====== Records

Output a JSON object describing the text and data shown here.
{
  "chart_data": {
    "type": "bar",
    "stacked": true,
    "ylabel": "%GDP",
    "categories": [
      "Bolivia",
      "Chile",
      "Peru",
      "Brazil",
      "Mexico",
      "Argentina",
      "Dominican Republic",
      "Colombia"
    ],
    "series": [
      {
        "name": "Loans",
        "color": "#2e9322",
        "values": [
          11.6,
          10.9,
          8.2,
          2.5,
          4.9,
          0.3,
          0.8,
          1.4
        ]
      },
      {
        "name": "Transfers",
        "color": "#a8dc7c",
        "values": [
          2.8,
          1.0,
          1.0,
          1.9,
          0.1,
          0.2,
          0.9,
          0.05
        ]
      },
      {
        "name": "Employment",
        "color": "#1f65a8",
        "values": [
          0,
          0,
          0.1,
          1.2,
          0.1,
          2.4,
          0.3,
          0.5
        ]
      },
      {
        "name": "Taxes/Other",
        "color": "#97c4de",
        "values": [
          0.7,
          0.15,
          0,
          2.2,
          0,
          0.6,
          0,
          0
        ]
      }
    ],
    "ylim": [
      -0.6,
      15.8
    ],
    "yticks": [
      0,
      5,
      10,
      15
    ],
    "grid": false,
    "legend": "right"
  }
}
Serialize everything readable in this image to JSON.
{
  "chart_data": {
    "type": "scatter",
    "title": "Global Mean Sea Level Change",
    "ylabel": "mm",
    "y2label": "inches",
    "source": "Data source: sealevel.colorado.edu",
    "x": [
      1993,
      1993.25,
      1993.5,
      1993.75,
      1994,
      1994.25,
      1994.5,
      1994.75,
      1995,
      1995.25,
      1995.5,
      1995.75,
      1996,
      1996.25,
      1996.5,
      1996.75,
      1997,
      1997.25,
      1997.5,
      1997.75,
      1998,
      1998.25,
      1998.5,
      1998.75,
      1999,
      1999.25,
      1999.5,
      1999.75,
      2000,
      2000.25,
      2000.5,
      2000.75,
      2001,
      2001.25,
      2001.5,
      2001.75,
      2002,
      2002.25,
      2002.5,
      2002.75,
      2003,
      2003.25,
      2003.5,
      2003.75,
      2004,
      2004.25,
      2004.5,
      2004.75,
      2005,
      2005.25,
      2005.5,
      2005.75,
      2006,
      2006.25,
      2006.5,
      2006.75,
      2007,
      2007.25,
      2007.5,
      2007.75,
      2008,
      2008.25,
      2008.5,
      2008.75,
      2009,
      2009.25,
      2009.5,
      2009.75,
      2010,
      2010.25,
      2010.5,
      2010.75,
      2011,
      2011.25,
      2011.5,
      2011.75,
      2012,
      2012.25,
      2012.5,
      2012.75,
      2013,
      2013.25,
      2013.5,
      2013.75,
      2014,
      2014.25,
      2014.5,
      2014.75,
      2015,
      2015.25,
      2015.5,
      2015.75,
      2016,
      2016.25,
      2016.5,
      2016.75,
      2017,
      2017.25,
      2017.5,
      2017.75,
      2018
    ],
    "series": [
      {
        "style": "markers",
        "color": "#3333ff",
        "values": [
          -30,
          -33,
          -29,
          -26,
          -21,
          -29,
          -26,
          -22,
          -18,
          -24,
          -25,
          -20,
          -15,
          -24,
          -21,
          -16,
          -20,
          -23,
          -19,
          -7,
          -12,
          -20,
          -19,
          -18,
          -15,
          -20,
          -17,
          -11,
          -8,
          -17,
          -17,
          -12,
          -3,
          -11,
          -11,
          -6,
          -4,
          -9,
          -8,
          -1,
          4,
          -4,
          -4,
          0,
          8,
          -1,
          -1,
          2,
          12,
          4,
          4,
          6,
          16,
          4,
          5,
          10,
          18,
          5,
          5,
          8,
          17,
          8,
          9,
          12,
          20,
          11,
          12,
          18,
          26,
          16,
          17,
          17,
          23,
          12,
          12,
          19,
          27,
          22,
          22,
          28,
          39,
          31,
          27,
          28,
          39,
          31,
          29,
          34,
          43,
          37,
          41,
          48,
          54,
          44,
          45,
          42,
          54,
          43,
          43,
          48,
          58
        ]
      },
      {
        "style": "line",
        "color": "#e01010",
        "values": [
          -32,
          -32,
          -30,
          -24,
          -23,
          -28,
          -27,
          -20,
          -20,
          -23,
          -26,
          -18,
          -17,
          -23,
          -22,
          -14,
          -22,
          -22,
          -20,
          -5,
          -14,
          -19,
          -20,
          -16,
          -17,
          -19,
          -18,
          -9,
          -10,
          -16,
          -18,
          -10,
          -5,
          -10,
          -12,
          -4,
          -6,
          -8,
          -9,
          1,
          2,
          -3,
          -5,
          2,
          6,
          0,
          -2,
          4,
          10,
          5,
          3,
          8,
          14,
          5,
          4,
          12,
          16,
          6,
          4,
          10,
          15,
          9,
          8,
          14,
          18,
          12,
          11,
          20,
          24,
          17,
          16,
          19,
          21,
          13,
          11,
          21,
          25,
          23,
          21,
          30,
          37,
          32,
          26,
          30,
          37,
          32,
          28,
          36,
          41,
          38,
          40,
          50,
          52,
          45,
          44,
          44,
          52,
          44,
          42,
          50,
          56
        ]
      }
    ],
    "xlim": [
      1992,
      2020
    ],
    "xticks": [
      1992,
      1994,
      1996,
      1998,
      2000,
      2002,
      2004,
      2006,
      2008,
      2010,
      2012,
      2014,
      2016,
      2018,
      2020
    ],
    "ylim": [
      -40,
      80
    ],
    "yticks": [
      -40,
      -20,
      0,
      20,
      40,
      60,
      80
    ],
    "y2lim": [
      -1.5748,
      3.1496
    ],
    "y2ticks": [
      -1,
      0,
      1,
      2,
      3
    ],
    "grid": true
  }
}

============
====== Records

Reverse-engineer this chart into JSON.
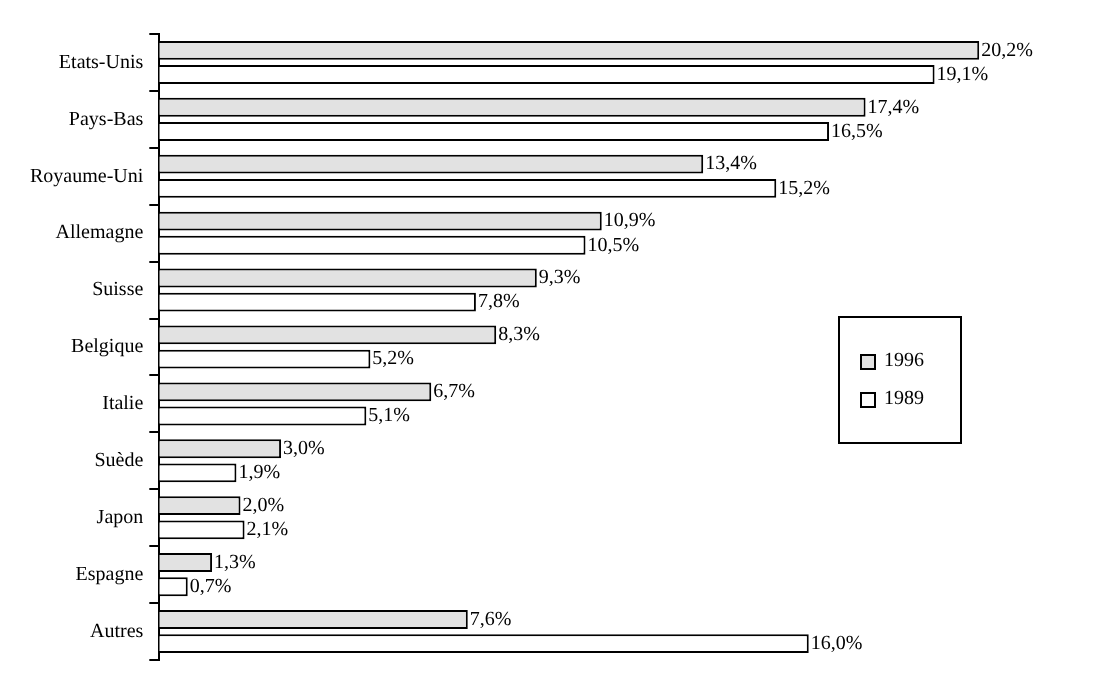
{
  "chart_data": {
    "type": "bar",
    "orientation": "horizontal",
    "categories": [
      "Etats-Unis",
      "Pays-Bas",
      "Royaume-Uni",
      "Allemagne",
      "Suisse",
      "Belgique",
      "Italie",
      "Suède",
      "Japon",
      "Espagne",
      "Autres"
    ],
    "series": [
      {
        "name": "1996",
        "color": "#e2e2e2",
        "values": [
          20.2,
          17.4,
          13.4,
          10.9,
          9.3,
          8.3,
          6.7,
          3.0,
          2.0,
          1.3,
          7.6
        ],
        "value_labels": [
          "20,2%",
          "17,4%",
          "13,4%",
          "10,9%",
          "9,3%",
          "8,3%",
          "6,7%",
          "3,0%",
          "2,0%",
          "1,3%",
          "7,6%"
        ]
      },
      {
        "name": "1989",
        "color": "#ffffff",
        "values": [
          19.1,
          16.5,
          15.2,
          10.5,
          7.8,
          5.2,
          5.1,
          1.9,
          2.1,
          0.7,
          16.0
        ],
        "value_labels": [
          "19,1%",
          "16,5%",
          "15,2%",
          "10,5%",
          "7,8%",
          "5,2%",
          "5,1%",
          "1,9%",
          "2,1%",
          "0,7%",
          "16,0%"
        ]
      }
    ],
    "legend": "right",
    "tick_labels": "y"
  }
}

============

> Task statement
Copy all lines of the listing above that contain the string "this".

> Exercise answer
Serialize everything readable in this image to JSON.
Reverse-engineer this chart into JSON.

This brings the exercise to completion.